## INSTRUCTIONS FOR THE TASK
All entries below are to be set down again, identical to the source.

____________________

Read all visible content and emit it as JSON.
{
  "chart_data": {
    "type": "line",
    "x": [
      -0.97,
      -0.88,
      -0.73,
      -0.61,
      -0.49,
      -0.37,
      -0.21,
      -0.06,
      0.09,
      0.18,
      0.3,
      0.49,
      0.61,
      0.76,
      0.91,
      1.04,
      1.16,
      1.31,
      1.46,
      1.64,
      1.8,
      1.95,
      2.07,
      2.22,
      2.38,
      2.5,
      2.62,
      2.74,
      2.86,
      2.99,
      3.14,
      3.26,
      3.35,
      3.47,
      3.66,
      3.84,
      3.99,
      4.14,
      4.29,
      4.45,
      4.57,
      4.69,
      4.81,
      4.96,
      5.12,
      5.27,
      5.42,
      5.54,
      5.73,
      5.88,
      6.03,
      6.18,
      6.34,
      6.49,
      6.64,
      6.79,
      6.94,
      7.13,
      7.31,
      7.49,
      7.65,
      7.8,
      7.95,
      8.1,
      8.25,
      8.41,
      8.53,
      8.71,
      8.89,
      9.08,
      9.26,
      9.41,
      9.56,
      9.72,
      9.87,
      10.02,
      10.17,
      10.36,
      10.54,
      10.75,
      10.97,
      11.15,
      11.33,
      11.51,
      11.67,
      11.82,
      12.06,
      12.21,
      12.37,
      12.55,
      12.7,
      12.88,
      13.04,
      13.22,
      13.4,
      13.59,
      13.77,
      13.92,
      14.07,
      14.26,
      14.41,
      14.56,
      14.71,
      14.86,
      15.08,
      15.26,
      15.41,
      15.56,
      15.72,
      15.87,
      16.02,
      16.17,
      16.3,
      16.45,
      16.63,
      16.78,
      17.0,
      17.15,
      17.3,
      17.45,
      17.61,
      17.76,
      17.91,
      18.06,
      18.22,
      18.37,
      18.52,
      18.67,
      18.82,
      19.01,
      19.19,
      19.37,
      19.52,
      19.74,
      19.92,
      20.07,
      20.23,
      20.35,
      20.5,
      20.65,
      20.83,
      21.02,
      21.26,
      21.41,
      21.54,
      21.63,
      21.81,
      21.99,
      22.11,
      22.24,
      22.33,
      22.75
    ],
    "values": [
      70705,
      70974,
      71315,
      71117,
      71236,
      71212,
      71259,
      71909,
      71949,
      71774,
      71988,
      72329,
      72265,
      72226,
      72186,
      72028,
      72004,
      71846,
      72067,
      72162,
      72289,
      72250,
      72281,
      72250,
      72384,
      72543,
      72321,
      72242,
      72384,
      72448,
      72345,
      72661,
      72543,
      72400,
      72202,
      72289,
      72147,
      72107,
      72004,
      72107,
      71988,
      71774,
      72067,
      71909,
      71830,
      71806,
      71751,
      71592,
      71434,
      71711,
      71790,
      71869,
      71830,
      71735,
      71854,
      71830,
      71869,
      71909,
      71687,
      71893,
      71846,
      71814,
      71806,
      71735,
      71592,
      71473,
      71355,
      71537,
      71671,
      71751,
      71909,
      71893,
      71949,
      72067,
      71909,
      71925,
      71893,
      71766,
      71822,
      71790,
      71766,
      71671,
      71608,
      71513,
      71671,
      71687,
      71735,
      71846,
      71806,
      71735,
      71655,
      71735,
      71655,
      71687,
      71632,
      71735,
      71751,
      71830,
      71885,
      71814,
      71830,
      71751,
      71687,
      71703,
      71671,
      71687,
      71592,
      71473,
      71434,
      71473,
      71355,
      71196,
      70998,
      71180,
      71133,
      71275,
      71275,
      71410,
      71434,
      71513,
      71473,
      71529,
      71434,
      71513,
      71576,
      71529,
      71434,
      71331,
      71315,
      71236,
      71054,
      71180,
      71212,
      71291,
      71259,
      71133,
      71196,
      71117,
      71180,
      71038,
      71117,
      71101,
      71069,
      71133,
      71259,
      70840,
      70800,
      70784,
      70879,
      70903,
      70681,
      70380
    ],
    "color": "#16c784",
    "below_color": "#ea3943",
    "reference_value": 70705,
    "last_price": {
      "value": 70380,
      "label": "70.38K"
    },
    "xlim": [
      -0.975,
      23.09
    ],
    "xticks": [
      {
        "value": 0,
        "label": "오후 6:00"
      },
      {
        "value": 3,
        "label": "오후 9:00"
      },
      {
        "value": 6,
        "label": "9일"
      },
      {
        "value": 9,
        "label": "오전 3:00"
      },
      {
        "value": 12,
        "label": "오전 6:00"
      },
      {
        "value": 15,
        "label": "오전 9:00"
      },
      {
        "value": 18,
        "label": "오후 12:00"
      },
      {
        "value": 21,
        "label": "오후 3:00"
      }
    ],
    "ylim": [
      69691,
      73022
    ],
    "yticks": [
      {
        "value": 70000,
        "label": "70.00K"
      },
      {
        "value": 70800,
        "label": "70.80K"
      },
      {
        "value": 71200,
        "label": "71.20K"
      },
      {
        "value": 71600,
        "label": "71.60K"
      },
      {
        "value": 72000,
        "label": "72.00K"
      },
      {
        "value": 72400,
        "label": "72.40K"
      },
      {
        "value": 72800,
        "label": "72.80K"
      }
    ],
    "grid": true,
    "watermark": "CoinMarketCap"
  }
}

____________________

## THE REPLY
Read all visible content and emit it as JSON.
{
  "chart_data": {
    "type": "line",
    "x": [
      -0.97,
      -0.88,
      -0.73,
      -0.61,
      -0.49,
      -0.37,
      -0.21,
      -0.06,
      0.09,
      0.18,
      0.3,
      0.49,
      0.61,
      0.76,
      0.91,
      1.04,
      1.16,
      1.31,
      1.46,
      1.64,
      1.8,
      1.95,
      2.07,
      2.22,
      2.38,
      2.5,
      2.62,
      2.74,
      2.86,
      2.99,
      3.14,
      3.26,
      3.35,
      3.47,
      3.66,
      3.84,
      3.99,
      4.14,
      4.29,
      4.45,
      4.57,
      4.69,
      4.81,
      4.96,
      5.12,
      5.27,
      5.42,
      5.54,
      5.73,
      5.88,
      6.03,
      6.18,
      6.34,
      6.49,
      6.64,
      6.79,
      6.94,
      7.13,
      7.31,
      7.49,
      7.65,
      7.8,
      7.95,
      8.1,
      8.25,
      8.41,
      8.53,
      8.71,
      8.89,
      9.08,
      9.26,
      9.41,
      9.56,
      9.72,
      9.87,
      10.02,
      10.17,
      10.36,
      10.54,
      10.75,
      10.97,
      11.15,
      11.33,
      11.51,
      11.67,
      11.82,
      12.06,
      12.21,
      12.37,
      12.55,
      12.7,
      12.88,
      13.04,
      13.22,
      13.4,
      13.59,
      13.77,
      13.92,
      14.07,
      14.26,
      14.41,
      14.56,
      14.71,
      14.86,
      15.08,
      15.26,
      15.41,
      15.56,
      15.72,
      15.87,
      16.02,
      16.17,
      16.3,
      16.45,
      16.63,
      16.78,
      17.0,
      17.15,
      17.3,
      17.45,
      17.61,
      17.76,
      17.91,
      18.06,
      18.22,
      18.37,
      18.52,
      18.67,
      18.82,
      19.01,
      19.19,
      19.37,
      19.52,
      19.74,
      19.92,
      20.07,
      20.23,
      20.35,
      20.5,
      20.65,
      20.83,
      21.02,
      21.26,
      21.41,
      21.54,
      21.63,
      21.81,
      21.99,
      22.11,
      22.24,
      22.33,
      22.75
    ],
    "values": [
      70705,
      70974,
      71315,
      71117,
      71236,
      71212,
      71259,
      71909,
      71949,
      71774,
      71988,
      72329,
      72265,
      72226,
      72186,
      72028,
      72004,
      71846,
      72067,
      72162,
      72289,
      72250,
      72281,
      72250,
      72384,
      72543,
      72321,
      72242,
      72384,
      72448,
      72345,
      72661,
      72543,
      72400,
      72202,
      72289,
      72147,
      72107,
      72004,
      72107,
      71988,
      71774,
      72067,
      71909,
      71830,
      71806,
      71751,
      71592,
      71434,
      71711,
      71790,
      71869,
      71830,
      71735,
      71854,
      71830,
      71869,
      71909,
      71687,
      71893,
      71846,
      71814,
      71806,
      71735,
      71592,
      71473,
      71355,
      71537,
      71671,
      71751,
      71909,
      71893,
      71949,
      72067,
      71909,
      71925,
      71893,
      71766,
      71822,
      71790,
      71766,
      71671,
      71608,
      71513,
      71671,
      71687,
      71735,
      71846,
      71806,
      71735,
      71655,
      71735,
      71655,
      71687,
      71632,
      71735,
      71751,
      71830,
      71885,
      71814,
      71830,
      71751,
      71687,
      71703,
      71671,
      71687,
      71592,
      71473,
      71434,
      71473,
      71355,
      71196,
      70998,
      71180,
      71133,
      71275,
      71275,
      71410,
      71434,
      71513,
      71473,
      71529,
      71434,
      71513,
      71576,
      71529,
      71434,
      71331,
      71315,
      71236,
      71054,
      71180,
      71212,
      71291,
      71259,
      71133,
      71196,
      71117,
      71180,
      71038,
      71117,
      71101,
      71069,
      71133,
      71259,
      70840,
      70800,
      70784,
      70879,
      70903,
      70681,
      70380
    ],
    "color": "#16c784",
    "below_color": "#ea3943",
    "reference_value": 70705,
    "last_price": {
      "value": 70380,
      "label": "70.38K"
    },
    "xlim": [
      -0.975,
      23.09
    ],
    "xticks": [
      {
        "value": 0,
        "label": "오후 6:00"
      },
      {
        "value": 3,
        "label": "오후 9:00"
      },
      {
        "value": 6,
        "label": "9일"
      },
      {
        "value": 9,
        "label": "오전 3:00"
      },
      {
        "value": 12,
        "label": "오전 6:00"
      },
      {
        "value": 15,
        "label": "오전 9:00"
      },
      {
        "value": 18,
        "label": "오후 12:00"
      },
      {
        "value": 21,
        "label": "오후 3:00"
      }
    ],
    "ylim": [
      69691,
      73022
    ],
    "yticks": [
      {
        "value": 70000,
        "label": "70.00K"
      },
      {
        "value": 70800,
        "label": "70.80K"
      },
      {
        "value": 71200,
        "label": "71.20K"
      },
      {
        "value": 71600,
        "label": "71.60K"
      },
      {
        "value": 72000,
        "label": "72.00K"
      },
      {
        "value": 72400,
        "label": "72.40K"
      },
      {
        "value": 72800,
        "label": "72.80K"
      }
    ],
    "grid": true,
    "watermark": "CoinMarketCap"
  }
}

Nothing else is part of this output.